Items listed in a dataset
--- --- ---
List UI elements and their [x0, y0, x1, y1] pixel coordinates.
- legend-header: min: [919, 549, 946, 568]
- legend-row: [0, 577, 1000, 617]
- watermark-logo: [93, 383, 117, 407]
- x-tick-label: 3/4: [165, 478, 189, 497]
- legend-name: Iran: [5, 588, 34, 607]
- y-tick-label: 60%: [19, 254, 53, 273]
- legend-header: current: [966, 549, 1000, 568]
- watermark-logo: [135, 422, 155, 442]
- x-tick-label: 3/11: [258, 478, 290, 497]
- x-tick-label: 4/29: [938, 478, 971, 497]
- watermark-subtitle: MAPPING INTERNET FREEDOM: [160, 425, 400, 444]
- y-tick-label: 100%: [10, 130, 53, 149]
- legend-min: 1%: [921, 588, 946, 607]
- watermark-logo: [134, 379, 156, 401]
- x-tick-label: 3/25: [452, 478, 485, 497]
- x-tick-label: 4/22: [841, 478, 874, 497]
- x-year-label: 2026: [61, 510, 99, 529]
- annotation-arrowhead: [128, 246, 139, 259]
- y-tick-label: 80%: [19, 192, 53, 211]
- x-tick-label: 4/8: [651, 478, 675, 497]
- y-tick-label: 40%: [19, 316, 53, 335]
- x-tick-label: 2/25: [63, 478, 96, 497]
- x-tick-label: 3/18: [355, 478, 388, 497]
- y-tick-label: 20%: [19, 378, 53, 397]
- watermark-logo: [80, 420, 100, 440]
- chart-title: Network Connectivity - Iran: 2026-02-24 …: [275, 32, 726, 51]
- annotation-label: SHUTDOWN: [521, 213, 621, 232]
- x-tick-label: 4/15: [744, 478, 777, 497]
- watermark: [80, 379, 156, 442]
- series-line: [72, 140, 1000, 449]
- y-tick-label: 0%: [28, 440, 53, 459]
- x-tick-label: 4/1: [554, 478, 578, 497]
--- --- ---
Turn every line of the rows above into a numbered list, leaving out any blank lines.

**EXERCISE RESULT**
1. List UI elements and their [x0, y0, x1, y1] pixel coordinates.
2. - legend-header: min: [919, 549, 946, 568]
3. - legend-row: [0, 577, 1000, 617]
4. - watermark-logo: [93, 383, 117, 407]
5. - x-tick-label: 3/4: [165, 478, 189, 497]
6. - legend-name: Iran: [5, 588, 34, 607]
7. - y-tick-label: 60%: [19, 254, 53, 273]
8. - legend-header: current: [966, 549, 1000, 568]
9. - watermark-logo: [135, 422, 155, 442]
10. - x-tick-label: 3/11: [258, 478, 290, 497]
11. - x-tick-label: 4/29: [938, 478, 971, 497]
12. - watermark-subtitle: MAPPING INTERNET FREEDOM: [160, 425, 400, 444]
13. - y-tick-label: 100%: [10, 130, 53, 149]
14. - legend-min: 1%: [921, 588, 946, 607]
15. - watermark-logo: [134, 379, 156, 401]
16. - x-tick-label: 3/25: [452, 478, 485, 497]
17. - x-tick-label: 4/22: [841, 478, 874, 497]
18. - x-year-label: 2026: [61, 510, 99, 529]
19. - annotation-arrowhead: [128, 246, 139, 259]
20. - y-tick-label: 80%: [19, 192, 53, 211]
21. - x-tick-label: 4/8: [651, 478, 675, 497]
22. - y-tick-label: 40%: [19, 316, 53, 335]
23. - x-tick-label: 2/25: [63, 478, 96, 497]
24. - x-tick-label: 3/18: [355, 478, 388, 497]
25. - y-tick-label: 20%: [19, 378, 53, 397]
26. - watermark-logo: [80, 420, 100, 440]
27. - chart-title: Network Connectivity - Iran: 2026-02-24 …: [275, 32, 726, 51]
28. - annotation-label: SHUTDOWN: [521, 213, 621, 232]
29. - x-tick-label: 4/15: [744, 478, 777, 497]
30. - watermark: [80, 379, 156, 442]
31. - series-line: [72, 140, 1000, 449]
32. - y-tick-label: 0%: [28, 440, 53, 459]
33. - x-tick-label: 4/1: [554, 478, 578, 497]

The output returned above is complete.